### Problem to solve
Each record needs to be echoed exactly; can you do that?

### Records shown
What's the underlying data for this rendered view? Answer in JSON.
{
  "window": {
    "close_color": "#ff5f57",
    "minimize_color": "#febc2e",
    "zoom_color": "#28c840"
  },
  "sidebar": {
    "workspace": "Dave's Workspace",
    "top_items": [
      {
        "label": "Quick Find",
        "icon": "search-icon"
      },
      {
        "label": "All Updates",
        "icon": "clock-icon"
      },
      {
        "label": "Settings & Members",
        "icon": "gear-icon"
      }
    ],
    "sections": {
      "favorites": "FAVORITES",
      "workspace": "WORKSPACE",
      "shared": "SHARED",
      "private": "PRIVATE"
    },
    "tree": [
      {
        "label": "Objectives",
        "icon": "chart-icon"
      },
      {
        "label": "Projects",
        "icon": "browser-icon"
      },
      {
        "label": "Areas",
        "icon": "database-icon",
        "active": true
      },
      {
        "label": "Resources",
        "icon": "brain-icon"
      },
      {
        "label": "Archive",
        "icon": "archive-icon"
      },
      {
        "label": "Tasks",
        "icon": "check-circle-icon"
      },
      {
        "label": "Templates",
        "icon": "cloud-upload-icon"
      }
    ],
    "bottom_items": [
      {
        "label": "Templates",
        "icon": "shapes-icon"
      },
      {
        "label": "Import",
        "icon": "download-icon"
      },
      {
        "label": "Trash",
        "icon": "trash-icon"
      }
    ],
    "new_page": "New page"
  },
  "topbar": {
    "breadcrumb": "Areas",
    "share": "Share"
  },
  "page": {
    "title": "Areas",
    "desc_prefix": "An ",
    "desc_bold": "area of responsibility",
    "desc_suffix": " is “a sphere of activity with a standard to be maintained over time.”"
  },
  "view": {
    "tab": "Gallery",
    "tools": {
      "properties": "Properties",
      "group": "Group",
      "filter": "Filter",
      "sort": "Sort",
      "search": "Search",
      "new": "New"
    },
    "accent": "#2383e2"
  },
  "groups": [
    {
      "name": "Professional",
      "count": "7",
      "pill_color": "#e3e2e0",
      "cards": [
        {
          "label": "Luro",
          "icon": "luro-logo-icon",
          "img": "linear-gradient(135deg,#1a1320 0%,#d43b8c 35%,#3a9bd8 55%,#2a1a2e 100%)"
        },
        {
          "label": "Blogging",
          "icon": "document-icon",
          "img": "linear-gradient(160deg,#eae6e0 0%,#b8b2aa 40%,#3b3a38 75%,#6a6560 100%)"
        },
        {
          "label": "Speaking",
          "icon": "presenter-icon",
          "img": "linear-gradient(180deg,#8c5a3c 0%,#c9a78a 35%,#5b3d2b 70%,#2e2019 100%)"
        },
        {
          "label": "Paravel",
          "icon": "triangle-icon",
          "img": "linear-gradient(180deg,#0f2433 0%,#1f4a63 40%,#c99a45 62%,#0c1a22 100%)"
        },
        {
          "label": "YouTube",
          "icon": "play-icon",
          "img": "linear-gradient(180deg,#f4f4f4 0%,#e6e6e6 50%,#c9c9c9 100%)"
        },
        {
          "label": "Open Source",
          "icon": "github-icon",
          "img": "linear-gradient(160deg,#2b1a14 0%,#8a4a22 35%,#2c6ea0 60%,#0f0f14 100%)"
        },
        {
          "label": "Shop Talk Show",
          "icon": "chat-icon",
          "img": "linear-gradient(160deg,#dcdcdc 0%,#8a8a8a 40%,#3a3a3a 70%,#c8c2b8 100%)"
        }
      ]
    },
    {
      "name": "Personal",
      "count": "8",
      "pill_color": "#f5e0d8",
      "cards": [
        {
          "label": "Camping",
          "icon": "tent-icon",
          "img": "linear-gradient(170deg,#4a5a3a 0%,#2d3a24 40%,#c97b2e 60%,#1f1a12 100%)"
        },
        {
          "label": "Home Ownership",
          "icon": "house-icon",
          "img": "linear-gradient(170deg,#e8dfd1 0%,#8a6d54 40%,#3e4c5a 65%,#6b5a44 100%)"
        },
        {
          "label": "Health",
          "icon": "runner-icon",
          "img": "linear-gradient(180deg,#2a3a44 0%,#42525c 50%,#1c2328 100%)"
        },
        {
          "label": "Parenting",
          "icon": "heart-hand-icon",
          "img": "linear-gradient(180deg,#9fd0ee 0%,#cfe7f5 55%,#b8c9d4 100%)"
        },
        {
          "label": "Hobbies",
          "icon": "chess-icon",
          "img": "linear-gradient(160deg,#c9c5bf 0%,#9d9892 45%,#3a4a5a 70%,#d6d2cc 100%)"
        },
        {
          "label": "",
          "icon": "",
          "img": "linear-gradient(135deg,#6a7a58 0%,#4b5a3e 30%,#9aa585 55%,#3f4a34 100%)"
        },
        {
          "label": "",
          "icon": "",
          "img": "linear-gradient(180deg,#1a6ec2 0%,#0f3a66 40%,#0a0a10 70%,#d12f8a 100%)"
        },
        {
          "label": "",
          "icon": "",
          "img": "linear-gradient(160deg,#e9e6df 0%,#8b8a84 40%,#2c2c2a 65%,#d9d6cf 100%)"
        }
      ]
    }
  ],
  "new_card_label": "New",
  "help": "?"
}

### Answer for the task
What's the underlying data for this rendered view? Answer in JSON.
{
  "window": {
    "close_color": "#ff5f57",
    "minimize_color": "#febc2e",
    "zoom_color": "#28c840"
  },
  "sidebar": {
    "workspace": "Dave's Workspace",
    "top_items": [
      {
        "label": "Quick Find",
        "icon": "search-icon"
      },
      {
        "label": "All Updates",
        "icon": "clock-icon"
      },
      {
        "label": "Settings & Members",
        "icon": "gear-icon"
      }
    ],
    "sections": {
      "favorites": "FAVORITES",
      "workspace": "WORKSPACE",
      "shared": "SHARED",
      "private": "PRIVATE"
    },
    "tree": [
      {
        "label": "Objectives",
        "icon": "chart-icon"
      },
      {
        "label": "Projects",
        "icon": "browser-icon"
      },
      {
        "label": "Areas",
        "icon": "database-icon",
        "active": true
      },
      {
        "label": "Resources",
        "icon": "brain-icon"
      },
      {
        "label": "Archive",
        "icon": "archive-icon"
      },
      {
        "label": "Tasks",
        "icon": "check-circle-icon"
      },
      {
        "label": "Templates",
        "icon": "cloud-upload-icon"
      }
    ],
    "bottom_items": [
      {
        "label": "Templates",
        "icon": "shapes-icon"
      },
      {
        "label": "Import",
        "icon": "download-icon"
      },
      {
        "label": "Trash",
        "icon": "trash-icon"
      }
    ],
    "new_page": "New page"
  },
  "topbar": {
    "breadcrumb": "Areas",
    "share": "Share"
  },
  "page": {
    "title": "Areas",
    "desc_prefix": "An ",
    "desc_bold": "area of responsibility",
    "desc_suffix": " is “a sphere of activity with a standard to be maintained over time.”"
  },
  "view": {
    "tab": "Gallery",
    "tools": {
      "properties": "Properties",
      "group": "Group",
      "filter": "Filter",
      "sort": "Sort",
      "search": "Search",
      "new": "New"
    },
    "accent": "#2383e2"
  },
  "groups": [
    {
      "name": "Professional",
      "count": "7",
      "pill_color": "#e3e2e0",
      "cards": [
        {
          "label": "Luro",
          "icon": "luro-logo-icon",
          "img": "linear-gradient(135deg,#1a1320 0%,#d43b8c 35%,#3a9bd8 55%,#2a1a2e 100%)"
        },
        {
          "label": "Blogging",
          "icon": "document-icon",
          "img": "linear-gradient(160deg,#eae6e0 0%,#b8b2aa 40%,#3b3a38 75%,#6a6560 100%)"
        },
        {
          "label": "Speaking",
          "icon": "presenter-icon",
          "img": "linear-gradient(180deg,#8c5a3c 0%,#c9a78a 35%,#5b3d2b 70%,#2e2019 100%)"
        },
        {
          "label": "Paravel",
          "icon": "triangle-icon",
          "img": "linear-gradient(180deg,#0f2433 0%,#1f4a63 40%,#c99a45 62%,#0c1a22 100%)"
        },
        {
          "label": "YouTube",
          "icon": "play-icon",
          "img": "linear-gradient(180deg,#f4f4f4 0%,#e6e6e6 50%,#c9c9c9 100%)"
        },
        {
          "label": "Open Source",
          "icon": "github-icon",
          "img": "linear-gradient(160deg,#2b1a14 0%,#8a4a22 35%,#2c6ea0 60%,#0f0f14 100%)"
        },
        {
          "label": "Shop Talk Show",
          "icon": "chat-icon",
          "img": "linear-gradient(160deg,#dcdcdc 0%,#8a8a8a 40%,#3a3a3a 70%,#c8c2b8 100%)"
        }
      ]
    },
    {
      "name": "Personal",
      "count": "8",
      "pill_color": "#f5e0d8",
      "cards": [
        {
          "label": "Camping",
          "icon": "tent-icon",
          "img": "linear-gradient(170deg,#4a5a3a 0%,#2d3a24 40%,#c97b2e 60%,#1f1a12 100%)"
        },
        {
          "label": "Home Ownership",
          "icon": "house-icon",
          "img": "linear-gradient(170deg,#e8dfd1 0%,#8a6d54 40%,#3e4c5a 65%,#6b5a44 100%)"
        },
        {
          "label": "Health",
          "icon": "runner-icon",
          "img": "linear-gradient(180deg,#2a3a44 0%,#42525c 50%,#1c2328 100%)"
        },
        {
          "label": "Parenting",
          "icon": "heart-hand-icon",
          "img": "linear-gradient(180deg,#9fd0ee 0%,#cfe7f5 55%,#b8c9d4 100%)"
        },
        {
          "label": "Hobbies",
          "icon": "chess-icon",
          "img": "linear-gradient(160deg,#c9c5bf 0%,#9d9892 45%,#3a4a5a 70%,#d6d2cc 100%)"
        },
        {
          "label": "",
          "icon": "",
          "img": "linear-gradient(135deg,#6a7a58 0%,#4b5a3e 30%,#9aa585 55%,#3f4a34 100%)"
        },
        {
          "label": "",
          "icon": "",
          "img": "linear-gradient(180deg,#1a6ec2 0%,#0f3a66 40%,#0a0a10 70%,#d12f8a 100%)"
        },
        {
          "label": "",
          "icon": "",
          "img": "linear-gradient(160deg,#e9e6df 0%,#8b8a84 40%,#2c2c2a 65%,#d9d6cf 100%)"
        }
      ]
    }
  ],
  "new_card_label": "New",
  "help": "?"
}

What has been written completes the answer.